## AIM OF THE TASK
Using the listing below, extract each line that has the word "values" in it.

Entries taken from a collection
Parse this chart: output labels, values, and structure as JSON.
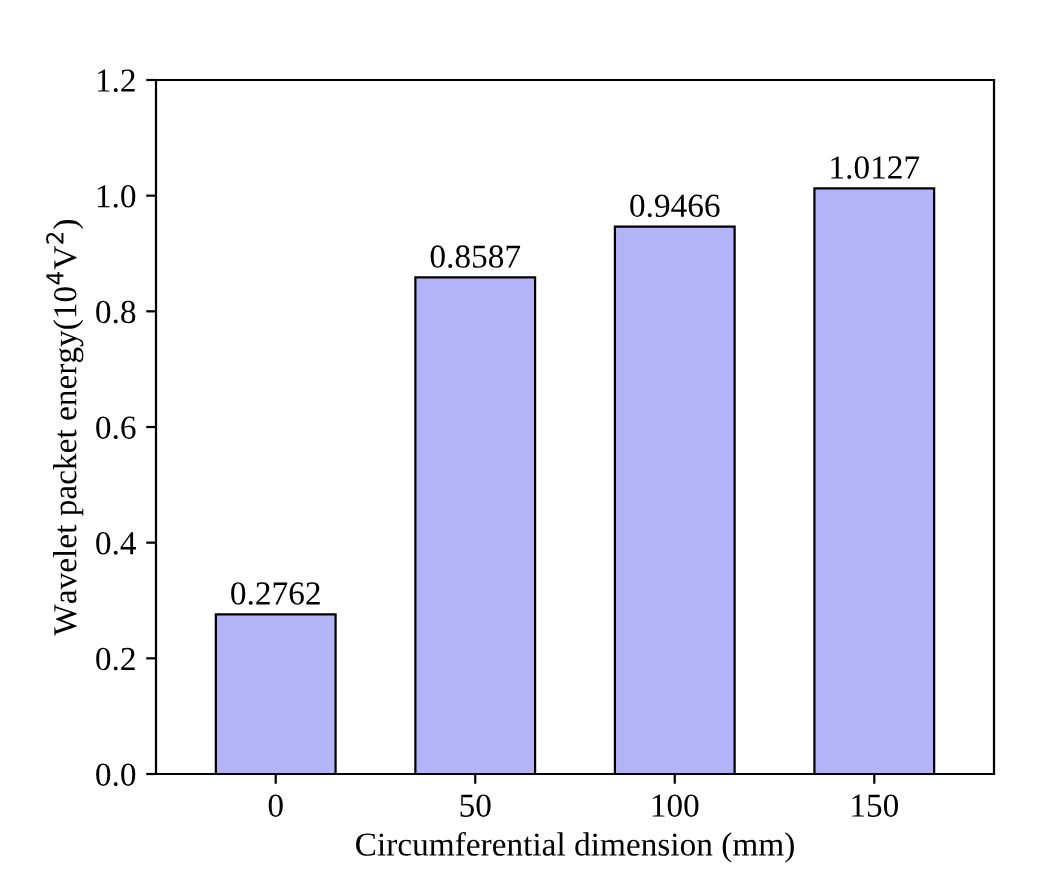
{
  "chart_data": {
    "type": "bar",
    "xlabel": "Circumferential dimension (mm)",
    "ylabel": "Wavelet packet energy(10$^{4}$V$^{2}$)",
    "categories": [
      "0",
      "50",
      "100",
      "150"
    ],
    "values": [
      0.2762,
      0.8587,
      0.9466,
      1.0127
    ],
    "color": "#b3b3f7",
    "ylim": [
      0,
      1.2
    ],
    "yticks": [
      {
        "value": 0,
        "label": "0.0"
      },
      0.2,
      0.4,
      0.6,
      0.8,
      {
        "value": 1,
        "label": "1.0"
      },
      1.2
    ],
    "data_labels": true,
    "grid": false
  }
}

## TASK RESPONSE
Parse this chart: output labels, values, and structure as JSON.
    "values": [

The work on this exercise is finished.